§ **TASK PROMPT**
Pull every line containing the word "Keys" from the records.

□ □ □ □ □

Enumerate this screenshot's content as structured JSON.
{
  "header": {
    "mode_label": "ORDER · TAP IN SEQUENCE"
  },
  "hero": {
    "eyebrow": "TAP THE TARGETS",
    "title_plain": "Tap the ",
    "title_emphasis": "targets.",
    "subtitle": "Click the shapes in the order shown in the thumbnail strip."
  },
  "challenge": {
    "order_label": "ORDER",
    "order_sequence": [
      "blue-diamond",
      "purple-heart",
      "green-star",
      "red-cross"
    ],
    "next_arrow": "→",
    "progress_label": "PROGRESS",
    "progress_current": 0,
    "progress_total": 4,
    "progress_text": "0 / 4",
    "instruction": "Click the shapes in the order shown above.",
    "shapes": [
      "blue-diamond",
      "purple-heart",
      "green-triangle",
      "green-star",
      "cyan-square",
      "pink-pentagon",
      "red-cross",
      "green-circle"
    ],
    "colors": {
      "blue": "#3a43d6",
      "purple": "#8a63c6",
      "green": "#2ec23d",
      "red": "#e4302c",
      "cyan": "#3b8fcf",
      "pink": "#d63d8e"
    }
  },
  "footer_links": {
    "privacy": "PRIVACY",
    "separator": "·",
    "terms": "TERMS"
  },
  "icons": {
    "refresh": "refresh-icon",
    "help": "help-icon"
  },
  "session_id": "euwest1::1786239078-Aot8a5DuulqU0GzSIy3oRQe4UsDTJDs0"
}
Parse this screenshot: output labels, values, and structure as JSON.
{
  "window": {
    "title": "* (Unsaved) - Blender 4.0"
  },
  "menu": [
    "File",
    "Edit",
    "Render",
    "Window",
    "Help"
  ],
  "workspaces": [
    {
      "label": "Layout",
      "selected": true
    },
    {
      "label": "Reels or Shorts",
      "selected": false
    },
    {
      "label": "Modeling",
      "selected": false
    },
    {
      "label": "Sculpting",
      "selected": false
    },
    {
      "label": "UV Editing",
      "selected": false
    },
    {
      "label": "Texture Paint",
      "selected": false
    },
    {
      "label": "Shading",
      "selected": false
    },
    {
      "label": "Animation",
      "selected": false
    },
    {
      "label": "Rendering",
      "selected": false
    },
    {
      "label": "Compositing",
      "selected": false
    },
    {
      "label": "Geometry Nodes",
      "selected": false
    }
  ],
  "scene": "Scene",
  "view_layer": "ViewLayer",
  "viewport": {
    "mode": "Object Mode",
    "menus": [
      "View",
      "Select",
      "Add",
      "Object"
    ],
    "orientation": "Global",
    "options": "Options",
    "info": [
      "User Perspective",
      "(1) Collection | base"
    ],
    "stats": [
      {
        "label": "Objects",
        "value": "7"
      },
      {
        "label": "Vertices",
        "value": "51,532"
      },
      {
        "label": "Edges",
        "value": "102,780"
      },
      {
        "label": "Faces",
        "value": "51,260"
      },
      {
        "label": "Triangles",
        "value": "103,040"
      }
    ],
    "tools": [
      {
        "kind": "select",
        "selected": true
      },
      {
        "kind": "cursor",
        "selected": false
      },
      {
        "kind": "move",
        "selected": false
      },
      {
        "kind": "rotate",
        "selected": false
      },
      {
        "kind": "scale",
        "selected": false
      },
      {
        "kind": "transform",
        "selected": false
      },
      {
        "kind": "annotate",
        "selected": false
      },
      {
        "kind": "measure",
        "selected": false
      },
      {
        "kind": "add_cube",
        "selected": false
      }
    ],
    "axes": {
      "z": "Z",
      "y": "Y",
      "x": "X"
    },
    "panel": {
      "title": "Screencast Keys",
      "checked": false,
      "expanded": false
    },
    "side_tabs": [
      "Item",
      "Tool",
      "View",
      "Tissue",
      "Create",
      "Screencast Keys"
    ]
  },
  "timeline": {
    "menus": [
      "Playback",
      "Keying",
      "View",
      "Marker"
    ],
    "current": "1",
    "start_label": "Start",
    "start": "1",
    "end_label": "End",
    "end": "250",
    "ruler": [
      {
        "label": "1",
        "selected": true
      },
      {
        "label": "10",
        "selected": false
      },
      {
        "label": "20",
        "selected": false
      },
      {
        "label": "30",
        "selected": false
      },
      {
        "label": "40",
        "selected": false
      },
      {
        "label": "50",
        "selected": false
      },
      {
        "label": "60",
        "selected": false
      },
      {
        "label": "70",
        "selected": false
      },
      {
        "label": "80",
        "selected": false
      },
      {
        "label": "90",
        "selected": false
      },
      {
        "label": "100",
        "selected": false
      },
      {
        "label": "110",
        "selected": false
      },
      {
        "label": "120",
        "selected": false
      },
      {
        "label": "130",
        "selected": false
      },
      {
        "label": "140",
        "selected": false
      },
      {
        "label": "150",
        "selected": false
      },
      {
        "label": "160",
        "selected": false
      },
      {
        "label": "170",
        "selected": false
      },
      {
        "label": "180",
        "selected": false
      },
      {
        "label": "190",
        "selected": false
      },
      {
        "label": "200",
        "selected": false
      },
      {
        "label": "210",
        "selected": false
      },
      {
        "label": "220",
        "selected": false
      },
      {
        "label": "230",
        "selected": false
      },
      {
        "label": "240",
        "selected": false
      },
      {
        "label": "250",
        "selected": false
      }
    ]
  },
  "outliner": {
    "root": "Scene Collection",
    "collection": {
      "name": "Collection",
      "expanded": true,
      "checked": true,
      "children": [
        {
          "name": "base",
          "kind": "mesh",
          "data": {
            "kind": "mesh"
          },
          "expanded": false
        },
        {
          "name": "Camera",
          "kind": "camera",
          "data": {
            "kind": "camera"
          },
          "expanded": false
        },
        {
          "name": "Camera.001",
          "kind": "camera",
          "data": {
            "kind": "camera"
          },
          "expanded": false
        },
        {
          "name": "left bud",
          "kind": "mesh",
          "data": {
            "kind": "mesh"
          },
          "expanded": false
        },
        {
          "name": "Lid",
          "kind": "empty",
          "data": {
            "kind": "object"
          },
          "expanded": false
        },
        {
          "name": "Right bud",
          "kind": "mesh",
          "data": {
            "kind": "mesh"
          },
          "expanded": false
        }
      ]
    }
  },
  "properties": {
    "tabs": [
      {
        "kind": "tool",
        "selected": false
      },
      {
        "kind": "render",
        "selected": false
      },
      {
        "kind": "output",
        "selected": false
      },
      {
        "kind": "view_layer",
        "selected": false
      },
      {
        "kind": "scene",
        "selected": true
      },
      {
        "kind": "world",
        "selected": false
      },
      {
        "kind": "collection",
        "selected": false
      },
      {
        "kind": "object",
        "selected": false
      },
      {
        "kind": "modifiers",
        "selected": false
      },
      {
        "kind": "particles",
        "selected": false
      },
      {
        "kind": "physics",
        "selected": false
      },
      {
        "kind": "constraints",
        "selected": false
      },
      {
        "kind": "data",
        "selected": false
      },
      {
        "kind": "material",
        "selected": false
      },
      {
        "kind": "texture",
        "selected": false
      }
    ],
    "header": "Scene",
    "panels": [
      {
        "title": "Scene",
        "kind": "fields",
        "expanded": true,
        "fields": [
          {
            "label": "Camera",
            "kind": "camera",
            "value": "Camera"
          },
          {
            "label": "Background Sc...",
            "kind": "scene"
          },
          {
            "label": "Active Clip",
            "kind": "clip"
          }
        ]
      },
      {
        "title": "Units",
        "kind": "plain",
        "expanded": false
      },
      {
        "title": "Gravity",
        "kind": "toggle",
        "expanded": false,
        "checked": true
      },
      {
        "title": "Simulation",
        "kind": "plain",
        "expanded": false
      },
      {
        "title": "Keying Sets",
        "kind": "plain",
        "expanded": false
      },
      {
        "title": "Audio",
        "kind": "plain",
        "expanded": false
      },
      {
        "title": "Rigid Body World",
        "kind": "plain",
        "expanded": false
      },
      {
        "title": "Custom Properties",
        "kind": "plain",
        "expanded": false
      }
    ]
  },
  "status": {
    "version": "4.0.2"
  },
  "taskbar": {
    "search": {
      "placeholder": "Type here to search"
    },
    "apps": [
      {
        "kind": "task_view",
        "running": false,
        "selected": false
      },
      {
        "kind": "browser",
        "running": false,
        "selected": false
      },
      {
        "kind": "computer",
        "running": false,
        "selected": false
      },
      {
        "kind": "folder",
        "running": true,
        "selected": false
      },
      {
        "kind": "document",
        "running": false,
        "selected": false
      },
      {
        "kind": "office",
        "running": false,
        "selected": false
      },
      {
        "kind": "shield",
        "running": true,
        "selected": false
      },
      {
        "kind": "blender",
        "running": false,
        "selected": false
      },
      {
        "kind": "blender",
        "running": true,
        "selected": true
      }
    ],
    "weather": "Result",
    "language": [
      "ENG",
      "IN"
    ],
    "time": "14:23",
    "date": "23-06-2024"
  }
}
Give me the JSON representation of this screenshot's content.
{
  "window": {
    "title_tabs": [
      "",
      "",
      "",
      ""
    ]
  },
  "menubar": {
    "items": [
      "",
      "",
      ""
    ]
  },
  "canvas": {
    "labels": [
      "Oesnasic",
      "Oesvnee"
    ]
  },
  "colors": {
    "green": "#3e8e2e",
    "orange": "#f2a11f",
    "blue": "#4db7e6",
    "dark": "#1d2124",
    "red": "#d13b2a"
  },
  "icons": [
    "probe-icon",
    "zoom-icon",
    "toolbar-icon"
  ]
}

□ □ □ □ □

§ **THE RESULT**
      "title": "Screencast Keys",
      "Screencast Keys"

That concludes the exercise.